▶ _CHALLENGE_:
From the listing below, pull each line that includes "right".
--- BEGIN ---
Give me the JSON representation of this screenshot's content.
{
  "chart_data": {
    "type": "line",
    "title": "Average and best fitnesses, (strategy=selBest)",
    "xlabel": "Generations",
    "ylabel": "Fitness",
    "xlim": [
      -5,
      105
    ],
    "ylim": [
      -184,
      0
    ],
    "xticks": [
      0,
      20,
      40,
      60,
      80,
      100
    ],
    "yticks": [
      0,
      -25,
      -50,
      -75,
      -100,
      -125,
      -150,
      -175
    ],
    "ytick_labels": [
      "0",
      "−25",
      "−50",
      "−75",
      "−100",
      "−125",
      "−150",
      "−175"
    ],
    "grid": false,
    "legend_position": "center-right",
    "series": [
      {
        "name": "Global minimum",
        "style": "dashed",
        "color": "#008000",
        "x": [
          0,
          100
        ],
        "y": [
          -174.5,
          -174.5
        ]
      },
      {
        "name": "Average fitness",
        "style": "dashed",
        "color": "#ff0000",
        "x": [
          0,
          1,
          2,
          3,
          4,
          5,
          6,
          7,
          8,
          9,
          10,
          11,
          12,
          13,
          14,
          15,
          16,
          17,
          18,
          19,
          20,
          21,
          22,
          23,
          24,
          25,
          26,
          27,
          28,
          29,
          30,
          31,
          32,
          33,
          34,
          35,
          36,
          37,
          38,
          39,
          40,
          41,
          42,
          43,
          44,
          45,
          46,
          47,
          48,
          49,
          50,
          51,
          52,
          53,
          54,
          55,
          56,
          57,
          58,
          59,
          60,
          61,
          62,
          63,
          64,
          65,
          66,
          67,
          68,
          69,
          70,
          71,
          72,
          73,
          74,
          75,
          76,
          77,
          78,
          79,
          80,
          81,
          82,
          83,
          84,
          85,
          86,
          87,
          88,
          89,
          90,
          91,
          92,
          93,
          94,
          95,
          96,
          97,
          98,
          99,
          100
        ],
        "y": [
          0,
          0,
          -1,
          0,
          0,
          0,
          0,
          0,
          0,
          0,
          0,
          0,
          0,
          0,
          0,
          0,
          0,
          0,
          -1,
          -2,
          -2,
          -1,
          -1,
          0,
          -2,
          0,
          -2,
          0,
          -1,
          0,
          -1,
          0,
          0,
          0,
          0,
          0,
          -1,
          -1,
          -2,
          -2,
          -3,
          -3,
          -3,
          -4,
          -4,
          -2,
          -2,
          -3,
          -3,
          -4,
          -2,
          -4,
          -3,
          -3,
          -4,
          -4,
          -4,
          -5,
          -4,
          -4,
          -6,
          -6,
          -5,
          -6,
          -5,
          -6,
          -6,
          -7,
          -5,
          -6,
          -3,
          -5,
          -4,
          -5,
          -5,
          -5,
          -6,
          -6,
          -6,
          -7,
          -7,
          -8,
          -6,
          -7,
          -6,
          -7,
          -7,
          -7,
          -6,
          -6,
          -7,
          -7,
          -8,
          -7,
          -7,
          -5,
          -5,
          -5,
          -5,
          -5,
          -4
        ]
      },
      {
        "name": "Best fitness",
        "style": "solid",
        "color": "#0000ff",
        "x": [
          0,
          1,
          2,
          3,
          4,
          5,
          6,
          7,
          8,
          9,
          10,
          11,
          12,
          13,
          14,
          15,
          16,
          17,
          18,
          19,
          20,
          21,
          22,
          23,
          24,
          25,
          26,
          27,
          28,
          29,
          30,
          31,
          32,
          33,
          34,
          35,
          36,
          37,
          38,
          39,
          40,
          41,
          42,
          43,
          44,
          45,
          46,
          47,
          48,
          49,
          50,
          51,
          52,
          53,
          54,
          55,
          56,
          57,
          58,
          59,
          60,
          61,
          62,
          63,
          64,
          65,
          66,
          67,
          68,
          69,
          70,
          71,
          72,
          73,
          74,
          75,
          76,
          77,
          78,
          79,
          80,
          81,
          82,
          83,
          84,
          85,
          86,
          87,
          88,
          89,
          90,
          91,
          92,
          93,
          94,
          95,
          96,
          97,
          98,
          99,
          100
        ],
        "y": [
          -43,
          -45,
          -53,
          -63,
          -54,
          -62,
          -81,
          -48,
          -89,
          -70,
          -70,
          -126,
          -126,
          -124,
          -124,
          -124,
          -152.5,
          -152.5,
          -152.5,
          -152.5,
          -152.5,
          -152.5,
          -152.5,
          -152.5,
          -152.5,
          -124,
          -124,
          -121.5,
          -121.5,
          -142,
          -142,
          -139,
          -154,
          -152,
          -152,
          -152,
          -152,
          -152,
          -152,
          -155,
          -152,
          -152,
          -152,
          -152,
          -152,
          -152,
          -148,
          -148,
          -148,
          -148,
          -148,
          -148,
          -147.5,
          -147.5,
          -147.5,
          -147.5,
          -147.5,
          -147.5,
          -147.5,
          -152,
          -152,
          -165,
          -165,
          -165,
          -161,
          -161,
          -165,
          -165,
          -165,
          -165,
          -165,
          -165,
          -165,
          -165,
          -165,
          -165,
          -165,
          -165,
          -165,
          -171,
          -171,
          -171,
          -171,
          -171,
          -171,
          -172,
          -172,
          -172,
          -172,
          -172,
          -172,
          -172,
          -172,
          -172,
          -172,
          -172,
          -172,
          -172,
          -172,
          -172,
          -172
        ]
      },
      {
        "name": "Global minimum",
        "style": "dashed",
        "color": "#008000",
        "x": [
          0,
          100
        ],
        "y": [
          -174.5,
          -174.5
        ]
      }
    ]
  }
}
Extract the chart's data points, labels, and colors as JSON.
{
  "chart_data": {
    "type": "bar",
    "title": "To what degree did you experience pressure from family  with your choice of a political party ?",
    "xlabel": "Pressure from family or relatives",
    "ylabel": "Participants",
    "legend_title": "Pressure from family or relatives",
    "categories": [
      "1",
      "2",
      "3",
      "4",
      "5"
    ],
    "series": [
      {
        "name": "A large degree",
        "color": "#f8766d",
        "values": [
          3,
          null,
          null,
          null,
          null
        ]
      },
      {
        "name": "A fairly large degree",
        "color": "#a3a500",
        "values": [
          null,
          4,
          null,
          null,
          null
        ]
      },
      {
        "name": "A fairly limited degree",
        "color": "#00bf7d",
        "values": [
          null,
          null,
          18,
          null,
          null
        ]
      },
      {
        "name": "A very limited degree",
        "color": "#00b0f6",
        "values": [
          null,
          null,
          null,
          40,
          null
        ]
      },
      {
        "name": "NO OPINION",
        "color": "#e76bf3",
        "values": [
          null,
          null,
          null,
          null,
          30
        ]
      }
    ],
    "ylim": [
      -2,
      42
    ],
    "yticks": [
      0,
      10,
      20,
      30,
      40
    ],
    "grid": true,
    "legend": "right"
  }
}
--- END ---
▶ _RESPONSE_:
    "legend_position": "center-right",
    "legend": "right"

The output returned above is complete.